───── RECORDED INFORMATION

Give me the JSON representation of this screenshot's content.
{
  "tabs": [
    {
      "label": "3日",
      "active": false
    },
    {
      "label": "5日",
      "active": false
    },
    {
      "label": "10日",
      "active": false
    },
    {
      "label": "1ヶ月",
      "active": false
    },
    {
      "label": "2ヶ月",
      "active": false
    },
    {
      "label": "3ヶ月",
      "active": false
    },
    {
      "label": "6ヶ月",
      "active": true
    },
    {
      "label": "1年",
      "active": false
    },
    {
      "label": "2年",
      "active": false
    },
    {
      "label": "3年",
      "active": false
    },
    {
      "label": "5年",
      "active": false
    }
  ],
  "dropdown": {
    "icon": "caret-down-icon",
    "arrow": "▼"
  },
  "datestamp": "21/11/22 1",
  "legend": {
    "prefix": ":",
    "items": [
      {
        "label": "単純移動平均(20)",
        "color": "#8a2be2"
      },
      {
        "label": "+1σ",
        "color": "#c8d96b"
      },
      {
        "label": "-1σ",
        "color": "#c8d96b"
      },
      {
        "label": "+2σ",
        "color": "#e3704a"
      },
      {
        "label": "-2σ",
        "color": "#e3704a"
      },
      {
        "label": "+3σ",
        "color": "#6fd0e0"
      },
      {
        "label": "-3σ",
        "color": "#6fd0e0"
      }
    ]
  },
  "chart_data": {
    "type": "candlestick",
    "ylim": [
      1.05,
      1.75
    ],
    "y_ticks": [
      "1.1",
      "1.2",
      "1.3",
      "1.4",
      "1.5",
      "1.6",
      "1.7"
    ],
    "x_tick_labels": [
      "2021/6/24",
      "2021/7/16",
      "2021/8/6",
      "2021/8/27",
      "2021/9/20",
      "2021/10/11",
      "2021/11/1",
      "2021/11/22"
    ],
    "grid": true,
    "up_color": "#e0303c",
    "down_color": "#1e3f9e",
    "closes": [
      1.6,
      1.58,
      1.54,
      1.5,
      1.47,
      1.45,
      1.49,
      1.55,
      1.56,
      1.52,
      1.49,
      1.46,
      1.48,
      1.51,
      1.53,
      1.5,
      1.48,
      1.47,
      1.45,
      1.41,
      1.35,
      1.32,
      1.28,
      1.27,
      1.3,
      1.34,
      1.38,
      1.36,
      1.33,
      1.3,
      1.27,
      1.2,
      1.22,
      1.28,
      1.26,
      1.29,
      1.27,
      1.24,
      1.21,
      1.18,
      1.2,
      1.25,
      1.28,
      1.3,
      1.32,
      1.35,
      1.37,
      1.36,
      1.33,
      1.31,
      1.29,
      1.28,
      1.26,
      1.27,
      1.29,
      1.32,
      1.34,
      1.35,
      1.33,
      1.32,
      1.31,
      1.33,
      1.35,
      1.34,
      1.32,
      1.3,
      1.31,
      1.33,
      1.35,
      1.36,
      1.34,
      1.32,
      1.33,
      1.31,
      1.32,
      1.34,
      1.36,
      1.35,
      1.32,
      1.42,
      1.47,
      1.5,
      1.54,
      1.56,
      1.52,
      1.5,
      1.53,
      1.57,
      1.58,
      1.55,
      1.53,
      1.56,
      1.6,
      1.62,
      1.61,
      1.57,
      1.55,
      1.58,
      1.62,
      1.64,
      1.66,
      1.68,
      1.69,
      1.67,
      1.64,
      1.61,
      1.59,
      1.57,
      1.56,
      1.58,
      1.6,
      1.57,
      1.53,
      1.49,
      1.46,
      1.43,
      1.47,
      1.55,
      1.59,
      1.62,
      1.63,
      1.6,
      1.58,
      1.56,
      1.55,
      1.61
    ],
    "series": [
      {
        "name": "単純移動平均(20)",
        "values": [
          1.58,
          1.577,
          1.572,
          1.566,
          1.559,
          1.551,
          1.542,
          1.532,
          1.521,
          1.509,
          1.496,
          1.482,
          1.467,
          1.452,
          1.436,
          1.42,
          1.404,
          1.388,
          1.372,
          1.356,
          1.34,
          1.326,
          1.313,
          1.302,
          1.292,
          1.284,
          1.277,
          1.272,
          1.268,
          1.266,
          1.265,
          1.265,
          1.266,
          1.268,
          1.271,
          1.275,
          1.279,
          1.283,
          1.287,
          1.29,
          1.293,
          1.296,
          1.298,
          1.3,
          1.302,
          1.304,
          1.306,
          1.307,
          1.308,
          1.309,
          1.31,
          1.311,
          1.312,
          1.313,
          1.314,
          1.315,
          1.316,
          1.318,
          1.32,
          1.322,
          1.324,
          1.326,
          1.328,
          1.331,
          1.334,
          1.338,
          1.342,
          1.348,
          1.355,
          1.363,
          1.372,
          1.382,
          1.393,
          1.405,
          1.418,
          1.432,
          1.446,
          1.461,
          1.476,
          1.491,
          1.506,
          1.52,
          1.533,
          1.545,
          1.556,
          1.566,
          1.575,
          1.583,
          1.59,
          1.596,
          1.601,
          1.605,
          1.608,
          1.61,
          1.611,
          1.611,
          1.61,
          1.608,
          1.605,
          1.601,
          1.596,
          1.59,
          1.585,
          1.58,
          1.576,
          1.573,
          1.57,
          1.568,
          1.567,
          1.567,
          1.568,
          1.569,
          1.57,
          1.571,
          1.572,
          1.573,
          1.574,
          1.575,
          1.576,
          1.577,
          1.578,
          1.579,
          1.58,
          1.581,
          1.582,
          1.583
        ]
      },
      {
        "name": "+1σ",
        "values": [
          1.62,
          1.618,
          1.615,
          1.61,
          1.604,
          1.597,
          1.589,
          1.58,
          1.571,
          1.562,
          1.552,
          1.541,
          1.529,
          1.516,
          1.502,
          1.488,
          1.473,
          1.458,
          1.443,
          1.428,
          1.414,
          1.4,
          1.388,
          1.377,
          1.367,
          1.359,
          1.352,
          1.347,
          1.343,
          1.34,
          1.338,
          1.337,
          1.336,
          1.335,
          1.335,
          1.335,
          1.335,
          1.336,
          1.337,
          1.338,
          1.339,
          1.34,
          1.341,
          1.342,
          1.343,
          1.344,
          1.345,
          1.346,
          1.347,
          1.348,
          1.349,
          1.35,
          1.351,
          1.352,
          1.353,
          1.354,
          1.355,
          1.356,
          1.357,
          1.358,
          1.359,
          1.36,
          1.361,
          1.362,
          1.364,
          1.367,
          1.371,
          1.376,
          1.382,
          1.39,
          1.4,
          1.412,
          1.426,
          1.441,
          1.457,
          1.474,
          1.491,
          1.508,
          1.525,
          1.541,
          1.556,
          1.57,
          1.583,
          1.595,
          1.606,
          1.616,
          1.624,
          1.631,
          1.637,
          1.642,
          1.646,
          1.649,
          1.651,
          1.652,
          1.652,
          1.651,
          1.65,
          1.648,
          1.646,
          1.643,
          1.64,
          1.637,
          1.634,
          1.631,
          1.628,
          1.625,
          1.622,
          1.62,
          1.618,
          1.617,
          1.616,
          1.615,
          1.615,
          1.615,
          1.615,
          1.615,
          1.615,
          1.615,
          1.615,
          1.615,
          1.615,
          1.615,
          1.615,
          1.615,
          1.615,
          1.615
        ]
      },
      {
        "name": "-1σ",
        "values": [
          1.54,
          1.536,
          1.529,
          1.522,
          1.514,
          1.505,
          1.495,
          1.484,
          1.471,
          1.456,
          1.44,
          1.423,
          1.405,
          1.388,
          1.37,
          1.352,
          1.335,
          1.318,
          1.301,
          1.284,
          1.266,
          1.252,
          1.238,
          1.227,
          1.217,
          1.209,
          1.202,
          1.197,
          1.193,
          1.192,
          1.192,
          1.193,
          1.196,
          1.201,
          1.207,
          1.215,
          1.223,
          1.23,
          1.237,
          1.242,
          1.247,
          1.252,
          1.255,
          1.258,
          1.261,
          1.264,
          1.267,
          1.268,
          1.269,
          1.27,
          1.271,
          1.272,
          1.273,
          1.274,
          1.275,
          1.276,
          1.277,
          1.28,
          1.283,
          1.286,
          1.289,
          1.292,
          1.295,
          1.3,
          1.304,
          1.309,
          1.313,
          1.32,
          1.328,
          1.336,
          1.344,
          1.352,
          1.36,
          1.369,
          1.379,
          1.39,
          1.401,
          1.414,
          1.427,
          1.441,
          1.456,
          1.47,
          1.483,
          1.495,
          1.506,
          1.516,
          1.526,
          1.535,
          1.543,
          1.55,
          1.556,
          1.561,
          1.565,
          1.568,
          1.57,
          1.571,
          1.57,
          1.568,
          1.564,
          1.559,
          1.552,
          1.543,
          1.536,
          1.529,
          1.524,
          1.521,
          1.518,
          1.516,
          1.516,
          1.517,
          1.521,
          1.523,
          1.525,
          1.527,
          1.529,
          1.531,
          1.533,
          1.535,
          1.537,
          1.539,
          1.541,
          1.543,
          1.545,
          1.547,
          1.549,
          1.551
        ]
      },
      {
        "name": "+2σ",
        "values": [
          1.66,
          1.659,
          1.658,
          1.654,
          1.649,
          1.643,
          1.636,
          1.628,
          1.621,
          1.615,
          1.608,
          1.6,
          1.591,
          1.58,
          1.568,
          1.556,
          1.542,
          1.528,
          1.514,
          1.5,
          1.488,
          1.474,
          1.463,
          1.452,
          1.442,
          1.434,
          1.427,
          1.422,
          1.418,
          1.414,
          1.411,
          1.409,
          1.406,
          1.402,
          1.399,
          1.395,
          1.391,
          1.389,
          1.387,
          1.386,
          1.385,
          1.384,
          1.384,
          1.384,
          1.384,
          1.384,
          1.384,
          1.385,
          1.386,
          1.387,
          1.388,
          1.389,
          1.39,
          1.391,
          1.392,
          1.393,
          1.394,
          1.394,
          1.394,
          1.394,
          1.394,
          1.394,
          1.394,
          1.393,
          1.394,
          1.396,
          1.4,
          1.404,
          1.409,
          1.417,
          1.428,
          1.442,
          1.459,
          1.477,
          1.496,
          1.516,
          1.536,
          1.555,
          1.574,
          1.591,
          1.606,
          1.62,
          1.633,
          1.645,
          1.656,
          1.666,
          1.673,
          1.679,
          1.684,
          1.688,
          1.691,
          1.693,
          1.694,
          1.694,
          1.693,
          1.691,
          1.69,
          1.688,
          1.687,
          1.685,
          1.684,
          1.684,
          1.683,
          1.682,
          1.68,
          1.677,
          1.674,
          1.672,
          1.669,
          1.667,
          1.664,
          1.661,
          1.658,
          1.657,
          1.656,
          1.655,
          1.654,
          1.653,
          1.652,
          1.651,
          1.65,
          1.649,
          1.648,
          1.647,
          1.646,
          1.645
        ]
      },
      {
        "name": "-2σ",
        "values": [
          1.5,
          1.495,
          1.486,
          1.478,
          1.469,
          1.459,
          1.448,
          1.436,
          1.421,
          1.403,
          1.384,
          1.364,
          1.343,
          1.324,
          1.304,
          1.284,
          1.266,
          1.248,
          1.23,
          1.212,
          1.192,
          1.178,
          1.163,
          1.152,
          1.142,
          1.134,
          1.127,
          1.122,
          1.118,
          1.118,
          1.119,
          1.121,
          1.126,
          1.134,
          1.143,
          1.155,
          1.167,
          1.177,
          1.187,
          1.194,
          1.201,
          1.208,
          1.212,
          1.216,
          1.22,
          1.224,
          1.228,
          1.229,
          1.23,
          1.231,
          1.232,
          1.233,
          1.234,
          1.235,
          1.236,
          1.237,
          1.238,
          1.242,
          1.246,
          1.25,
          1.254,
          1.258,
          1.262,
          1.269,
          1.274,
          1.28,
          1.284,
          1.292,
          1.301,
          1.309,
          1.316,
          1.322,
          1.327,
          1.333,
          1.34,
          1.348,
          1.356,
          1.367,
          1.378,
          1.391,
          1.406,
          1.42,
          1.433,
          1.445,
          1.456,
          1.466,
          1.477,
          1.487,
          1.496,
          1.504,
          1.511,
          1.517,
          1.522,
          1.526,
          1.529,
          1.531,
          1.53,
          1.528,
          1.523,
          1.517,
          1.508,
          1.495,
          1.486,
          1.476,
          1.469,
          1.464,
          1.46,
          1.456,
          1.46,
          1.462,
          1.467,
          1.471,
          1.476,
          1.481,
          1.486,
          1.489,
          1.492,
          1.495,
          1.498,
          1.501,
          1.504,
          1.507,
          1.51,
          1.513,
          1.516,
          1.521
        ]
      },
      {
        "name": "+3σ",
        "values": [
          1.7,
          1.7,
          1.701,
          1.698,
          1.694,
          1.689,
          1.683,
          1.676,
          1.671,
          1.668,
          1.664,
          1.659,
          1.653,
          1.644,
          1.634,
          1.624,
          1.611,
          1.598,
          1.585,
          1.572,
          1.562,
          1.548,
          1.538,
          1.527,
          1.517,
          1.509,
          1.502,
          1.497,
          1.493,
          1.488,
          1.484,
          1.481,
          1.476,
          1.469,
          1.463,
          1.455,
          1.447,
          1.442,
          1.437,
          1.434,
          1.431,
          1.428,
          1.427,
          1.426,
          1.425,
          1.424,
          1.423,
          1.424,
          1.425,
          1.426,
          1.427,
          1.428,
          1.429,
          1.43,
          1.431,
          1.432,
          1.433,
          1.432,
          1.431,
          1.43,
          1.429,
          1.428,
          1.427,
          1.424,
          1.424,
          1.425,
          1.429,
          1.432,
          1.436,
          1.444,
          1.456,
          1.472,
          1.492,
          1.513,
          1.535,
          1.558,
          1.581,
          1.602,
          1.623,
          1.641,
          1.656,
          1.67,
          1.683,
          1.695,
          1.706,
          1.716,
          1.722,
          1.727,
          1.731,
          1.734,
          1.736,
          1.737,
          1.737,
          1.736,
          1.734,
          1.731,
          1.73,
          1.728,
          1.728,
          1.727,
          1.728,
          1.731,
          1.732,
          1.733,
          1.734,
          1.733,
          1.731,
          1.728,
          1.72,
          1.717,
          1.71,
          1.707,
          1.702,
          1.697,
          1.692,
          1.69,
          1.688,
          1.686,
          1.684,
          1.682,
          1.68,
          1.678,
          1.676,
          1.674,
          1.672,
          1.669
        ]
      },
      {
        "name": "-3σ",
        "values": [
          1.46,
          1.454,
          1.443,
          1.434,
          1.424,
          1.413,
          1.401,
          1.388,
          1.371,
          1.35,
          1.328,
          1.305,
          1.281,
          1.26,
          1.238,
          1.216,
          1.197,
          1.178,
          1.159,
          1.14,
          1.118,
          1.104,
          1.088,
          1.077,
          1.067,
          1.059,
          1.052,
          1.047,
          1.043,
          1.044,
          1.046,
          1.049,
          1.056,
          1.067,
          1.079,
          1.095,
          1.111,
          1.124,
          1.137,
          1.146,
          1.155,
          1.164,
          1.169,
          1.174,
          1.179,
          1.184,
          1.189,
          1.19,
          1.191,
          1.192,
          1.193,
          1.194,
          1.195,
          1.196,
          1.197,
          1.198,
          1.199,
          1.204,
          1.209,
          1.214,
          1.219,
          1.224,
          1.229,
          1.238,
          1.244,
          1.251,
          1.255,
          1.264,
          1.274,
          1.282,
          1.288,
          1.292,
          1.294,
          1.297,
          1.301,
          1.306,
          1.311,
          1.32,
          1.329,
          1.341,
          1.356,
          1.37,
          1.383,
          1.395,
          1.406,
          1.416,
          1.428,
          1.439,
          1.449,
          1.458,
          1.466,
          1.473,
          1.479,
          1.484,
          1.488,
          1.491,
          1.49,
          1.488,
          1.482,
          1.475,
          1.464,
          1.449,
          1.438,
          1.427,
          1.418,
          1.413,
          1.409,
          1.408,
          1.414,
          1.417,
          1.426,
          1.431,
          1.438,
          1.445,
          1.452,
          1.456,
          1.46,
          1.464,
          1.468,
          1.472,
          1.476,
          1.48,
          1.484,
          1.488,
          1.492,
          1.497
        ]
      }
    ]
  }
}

──────────

- [WHAT IS ASKED] Where a line contains the string "name", extract that line.

- [OUTPUT OF THE EXERCISE]
        "name": "単純移動平均(20)",
        "name": "+1σ",
        "name": "-1σ",
        "name": "+2σ",
        "name": "-2σ",
        "name": "+3σ",
        "name": "-3σ",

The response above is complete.